### WHAT YOU WILL DO:
Using the data below, copy every line that contains the word "this".

**** RECORD EXTRACTS ****

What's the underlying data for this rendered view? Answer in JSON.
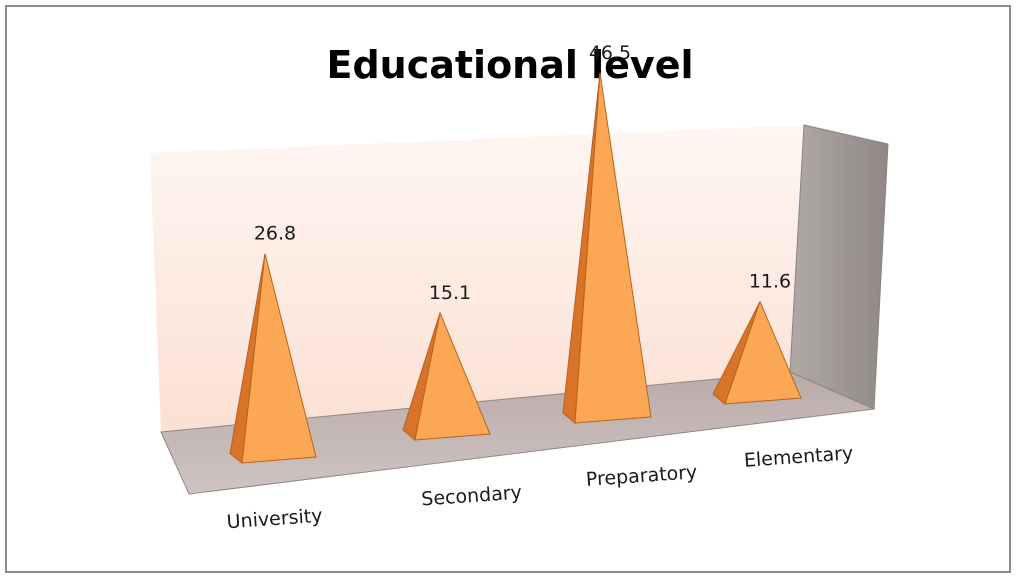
{
  "chart_data": {
    "type": "bar",
    "style": "3d-pyramid",
    "title": "Educational  level",
    "categories": [
      "University",
      "Secondary",
      "Preparatory",
      "Elementary"
    ],
    "values": [
      26.8,
      15.1,
      46.5,
      11.6
    ],
    "ylim": [
      0,
      50
    ],
    "grid": false,
    "legend": "none",
    "colors": {
      "pyramid_light": "#fca754",
      "pyramid_dark": "#d9732a",
      "pyramid_edge": "#b8621f",
      "back_wall": "#fde9e1",
      "floor": "#c2b5b3",
      "side_wall": "#a19a97"
    }
  }
}
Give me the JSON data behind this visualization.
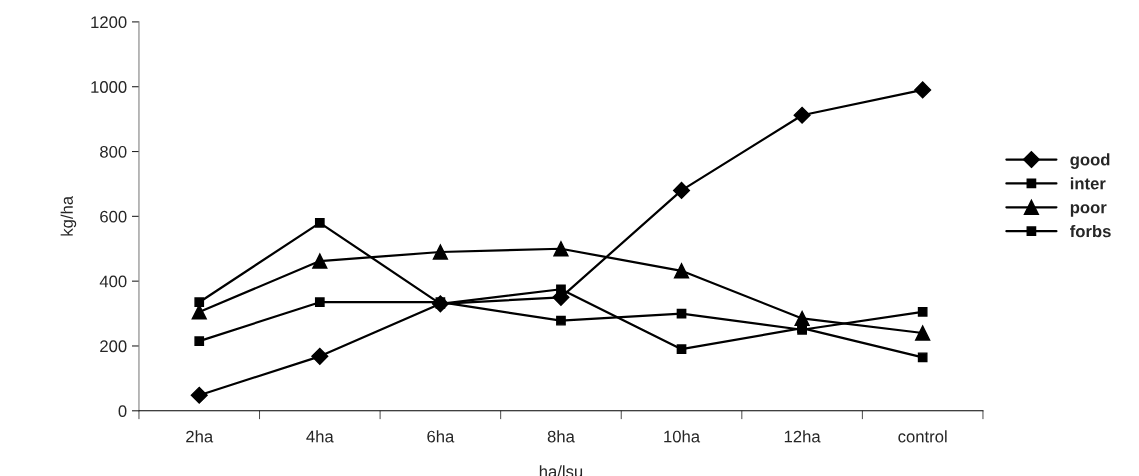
{
  "chart_data": {
    "type": "line",
    "xlabel": "ha/lsu",
    "ylabel": "kg/ha",
    "categories": [
      "2ha",
      "4ha",
      "6ha",
      "8ha",
      "10ha",
      "12ha",
      "control"
    ],
    "series": [
      {
        "name": "good",
        "color": "#000000",
        "marker": "diamond",
        "values": [
          48,
          168,
          330,
          350,
          680,
          912,
          990
        ]
      },
      {
        "name": "inter",
        "color": "#000000",
        "marker": "square",
        "values": [
          335,
          580,
          330,
          375,
          190,
          255,
          165
        ]
      },
      {
        "name": "poor",
        "color": "#000000",
        "marker": "triangle",
        "values": [
          305,
          462,
          490,
          500,
          432,
          285,
          240
        ]
      },
      {
        "name": "forbs",
        "color": "#000000",
        "marker": "square",
        "values": [
          215,
          335,
          335,
          278,
          300,
          250,
          305
        ]
      }
    ],
    "ylim": [
      0,
      1200
    ],
    "yticks": [
      0,
      200,
      400,
      600,
      800,
      1000,
      1200
    ],
    "grid": false,
    "legend": "right"
  }
}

****

### WRITTEN ANSWER:
What's the underlying data for this rendered view? Answer in JSON.
Give me the JSON data behind this visualization.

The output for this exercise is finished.